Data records

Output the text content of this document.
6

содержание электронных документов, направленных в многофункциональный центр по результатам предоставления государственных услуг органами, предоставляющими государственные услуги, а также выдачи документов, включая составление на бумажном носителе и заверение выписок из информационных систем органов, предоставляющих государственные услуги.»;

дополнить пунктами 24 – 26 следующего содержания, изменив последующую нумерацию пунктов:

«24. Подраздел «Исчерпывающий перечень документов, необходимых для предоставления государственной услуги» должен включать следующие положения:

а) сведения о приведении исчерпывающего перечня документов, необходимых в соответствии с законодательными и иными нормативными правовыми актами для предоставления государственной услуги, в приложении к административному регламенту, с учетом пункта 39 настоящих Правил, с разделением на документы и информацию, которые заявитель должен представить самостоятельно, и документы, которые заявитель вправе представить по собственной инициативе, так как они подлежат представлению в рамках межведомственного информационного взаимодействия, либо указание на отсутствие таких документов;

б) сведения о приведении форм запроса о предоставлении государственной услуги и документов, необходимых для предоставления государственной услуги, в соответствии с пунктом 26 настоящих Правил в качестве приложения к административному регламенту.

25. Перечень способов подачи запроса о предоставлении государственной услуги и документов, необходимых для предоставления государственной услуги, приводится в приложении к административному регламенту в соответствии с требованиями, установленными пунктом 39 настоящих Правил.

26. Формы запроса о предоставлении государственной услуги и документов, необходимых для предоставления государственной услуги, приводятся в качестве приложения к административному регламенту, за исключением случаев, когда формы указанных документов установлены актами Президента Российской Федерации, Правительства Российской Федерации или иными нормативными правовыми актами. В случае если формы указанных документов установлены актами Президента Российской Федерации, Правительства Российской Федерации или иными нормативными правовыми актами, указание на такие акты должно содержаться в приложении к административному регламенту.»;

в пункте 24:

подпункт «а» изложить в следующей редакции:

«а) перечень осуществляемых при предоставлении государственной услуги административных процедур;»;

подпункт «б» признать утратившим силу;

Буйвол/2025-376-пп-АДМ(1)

▶ _Written request_
Without omitting anything, output the entries exactly.

▶ _Reply to the exercise_
Output the text content of this document.
6

содержание электронных документов, направленных в многофункциональный центр по результатам предоставления государственных услуг органами, предоставляющими государственные услуги, а также выдачи документов, включая составление на бумажном носителе и заверение выписок из информационных систем органов, предоставляющих государственные услуги.»;

дополнить пунктами 24 – 26 следующего содержания, изменив последующую нумерацию пунктов:

«24. Подраздел «Исчерпывающий перечень документов, необходимых для предоставления государственной услуги» должен включать следующие положения:

а) сведения о приведении исчерпывающего перечня документов, необходимых в соответствии с законодательными и иными нормативными правовыми актами для предоставления государственной услуги, в приложении к административному регламенту, с учетом пункта 39 настоящих Правил, с разделением на документы и информацию, которые заявитель должен представить самостоятельно, и документы, которые заявитель вправе представить по собственной инициативе, так как они подлежат представлению в рамках межведомственного информационного взаимодействия, либо указание на отсутствие таких документов;

б) сведения о приведении форм запроса о предоставлении государственной услуги и документов, необходимых для предоставления государственной услуги, в соответствии с пунктом 26 настоящих Правил в качестве приложения к административному регламенту.

25. Перечень способов подачи запроса о предоставлении государственной услуги и документов, необходимых для предоставления государственной услуги, приводится в приложении к административному регламенту в соответствии с требованиями, установленными пунктом 39 настоящих Правил.

26. Формы запроса о предоставлении государственной услуги и документов, необходимых для предоставления государственной услуги, приводятся в качестве приложения к административному регламенту, за исключением случаев, когда формы указанных документов установлены актами Президента Российской Федерации, Правительства Российской Федерации или иными нормативными правовыми актами. В случае если формы указанных документов установлены актами Президента Российской Федерации, Правительства Российской Федерации или иными нормативными правовыми актами, указание на такие акты должно содержаться в приложении к административному регламенту.»;

в пункте 24:

подпункт «а» изложить в следующей редакции:

«а) перечень осуществляемых при предоставлении государственной услуги административных процедур;»;

подпункт «б» признать утратившим силу;

Буйвол/2025-376-пп-АДМ(1)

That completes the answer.